PROMPT: Which lines in the entries contain the string "Assists", with case counting? List each of those lines in full.
┌─ INFORMATION PROVIDED
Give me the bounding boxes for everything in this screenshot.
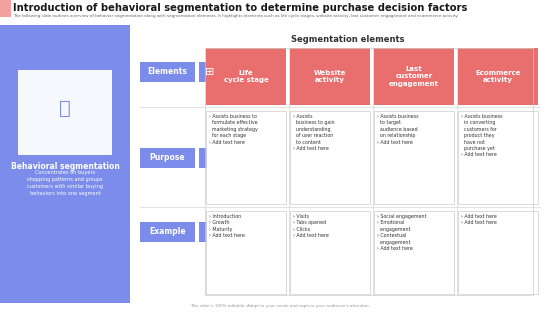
- FancyBboxPatch shape: [199, 148, 221, 168]
- Text: › Assists business
  in converting
  customers for
  product they
  have not
  p: › Assists business in converting custome…: [461, 114, 502, 158]
- Text: Website
activity: Website activity: [314, 70, 346, 83]
- Bar: [374, 48, 454, 105]
- Text: › Social engagement
› Emotional
  engagement
› Contextual
  engagement
› Add tex: › Social engagement › Emotional engageme…: [377, 214, 427, 251]
- Text: Life
cycle stage: Life cycle stage: [223, 70, 268, 83]
- Bar: [0, 0, 11, 17]
- Text: › Visits
› Tabs opened
› Clicks
› Add text here: › Visits › Tabs opened › Clicks › Add te…: [293, 214, 329, 238]
- Text: Concentrates on buyers
shopping patterns and groups
customers with similar buyin: Concentrates on buyers shopping patterns…: [27, 170, 103, 196]
- Bar: [458, 211, 538, 294]
- Text: › Assists
  business to gain
  understanding
  of user reaction
  to content
› A: › Assists business to gain understanding…: [293, 114, 335, 151]
- Bar: [206, 48, 286, 105]
- Text: Segmentation elements: Segmentation elements: [291, 35, 405, 44]
- Text: › Assists business to
  formulate effective
  marketing strategy
  for each stag: › Assists business to formulate effectiv…: [209, 114, 258, 145]
- Text: Behavioral segmentation: Behavioral segmentation: [11, 162, 119, 171]
- Text: › Assists business
  to target
  audience based
  on relationship
› Add text her: › Assists business to target audience ba…: [377, 114, 418, 145]
- Bar: [206, 111, 286, 204]
- Bar: [205, 48, 533, 295]
- FancyBboxPatch shape: [199, 62, 221, 82]
- Text: Example: Example: [149, 227, 186, 237]
- Bar: [290, 211, 370, 294]
- FancyBboxPatch shape: [199, 222, 221, 242]
- Text: Last
customer
engagement: Last customer engagement: [389, 66, 439, 87]
- Text: 🔍: 🔍: [207, 227, 213, 237]
- FancyBboxPatch shape: [140, 222, 195, 242]
- Text: Purpose: Purpose: [150, 153, 185, 163]
- Bar: [0, 25, 130, 303]
- Text: › Introduction
› Growth
› Maturity
› Add text here: › Introduction › Growth › Maturity › Add…: [209, 214, 245, 238]
- Bar: [374, 111, 454, 204]
- Bar: [290, 111, 370, 204]
- Bar: [374, 211, 454, 294]
- Bar: [290, 48, 370, 105]
- Bar: [18, 70, 112, 155]
- Text: › Add text here
› Add text here: › Add text here › Add text here: [461, 214, 497, 226]
- Text: 🧠: 🧠: [59, 99, 71, 118]
- Text: Ecommerce
activity: Ecommerce activity: [475, 70, 521, 83]
- FancyBboxPatch shape: [140, 148, 195, 168]
- Text: The following slide outlines overview of behavior segmentation along with segmen: The following slide outlines overview of…: [13, 14, 459, 18]
- Text: Introduction of behavioral segmentation to determine purchase decision factors: Introduction of behavioral segmentation …: [13, 3, 468, 13]
- Text: This slide is 100% editable. Adapt to your needs and capture your audience’s att: This slide is 100% editable. Adapt to yo…: [190, 304, 370, 308]
- Text: 🎯: 🎯: [207, 153, 213, 163]
- FancyBboxPatch shape: [140, 62, 195, 82]
- Bar: [206, 211, 286, 294]
- Bar: [458, 48, 538, 105]
- Bar: [458, 111, 538, 204]
- Text: Elements: Elements: [148, 67, 188, 77]
- Text: ⊞: ⊞: [206, 67, 214, 77]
└─
RESULT:
- Text: › Assists business
  p: › Assists business in converting custome…: [461, 114, 502, 158]
- Text: › Assists
› A: › Assists business to gain understanding…: [293, 114, 335, 151]
- Text: › Assists business to
  for each stag: › Assists business to formulate effectiv…: [209, 114, 258, 145]
- Text: › Assists business
› Add text her: › Assists business to target audience ba…: [377, 114, 418, 145]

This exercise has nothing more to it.